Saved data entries
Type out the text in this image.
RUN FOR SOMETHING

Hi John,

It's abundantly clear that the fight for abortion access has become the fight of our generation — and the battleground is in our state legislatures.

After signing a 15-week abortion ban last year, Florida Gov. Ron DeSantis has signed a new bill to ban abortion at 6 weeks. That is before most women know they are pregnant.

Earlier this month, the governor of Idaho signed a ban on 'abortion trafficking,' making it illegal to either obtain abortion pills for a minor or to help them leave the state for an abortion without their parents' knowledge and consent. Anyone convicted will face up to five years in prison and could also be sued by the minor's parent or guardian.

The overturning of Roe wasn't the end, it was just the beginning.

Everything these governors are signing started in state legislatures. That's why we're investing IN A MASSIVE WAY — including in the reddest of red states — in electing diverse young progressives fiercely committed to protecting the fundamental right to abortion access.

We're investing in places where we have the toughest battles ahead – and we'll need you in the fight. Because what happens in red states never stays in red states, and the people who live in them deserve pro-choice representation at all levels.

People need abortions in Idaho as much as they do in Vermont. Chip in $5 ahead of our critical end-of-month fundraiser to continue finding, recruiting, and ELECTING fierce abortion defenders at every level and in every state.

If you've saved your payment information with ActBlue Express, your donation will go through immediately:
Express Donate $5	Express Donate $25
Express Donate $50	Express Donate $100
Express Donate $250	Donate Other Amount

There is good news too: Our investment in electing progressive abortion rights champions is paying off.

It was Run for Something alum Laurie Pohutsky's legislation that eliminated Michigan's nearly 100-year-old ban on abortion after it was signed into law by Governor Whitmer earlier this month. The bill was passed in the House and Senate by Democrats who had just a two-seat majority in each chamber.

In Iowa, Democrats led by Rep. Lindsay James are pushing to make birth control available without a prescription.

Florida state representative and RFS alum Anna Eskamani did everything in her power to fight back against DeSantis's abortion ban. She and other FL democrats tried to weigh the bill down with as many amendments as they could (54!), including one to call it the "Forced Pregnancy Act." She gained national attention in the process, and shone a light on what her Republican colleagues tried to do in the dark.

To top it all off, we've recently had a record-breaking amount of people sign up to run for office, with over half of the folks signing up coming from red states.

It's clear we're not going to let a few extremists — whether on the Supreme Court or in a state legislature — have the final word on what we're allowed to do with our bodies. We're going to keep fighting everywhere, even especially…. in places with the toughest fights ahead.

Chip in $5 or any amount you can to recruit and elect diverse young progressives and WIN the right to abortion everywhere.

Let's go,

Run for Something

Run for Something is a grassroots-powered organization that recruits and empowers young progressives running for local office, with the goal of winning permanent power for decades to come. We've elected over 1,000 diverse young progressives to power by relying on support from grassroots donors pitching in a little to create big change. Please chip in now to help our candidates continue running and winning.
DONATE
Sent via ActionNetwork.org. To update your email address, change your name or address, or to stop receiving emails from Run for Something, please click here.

- [EXERCISE DESCRIPTION]: Return each line of the data that contains the string "investing".

- [WRITTEN RESPONSE]:
Everything these governors are signing started in state legislatures. That's why we're investing IN A MASSIVE WAY — including in the reddest of red states — in electing diverse young progressives fiercely committed to protecting the fundamental right to abortion access.
We're investing in places where we have the toughest battles ahead – and we'll need you in the fight. Because what happens in red states never stays in red states, and the people who live in them deserve pro-choice representation at all levels.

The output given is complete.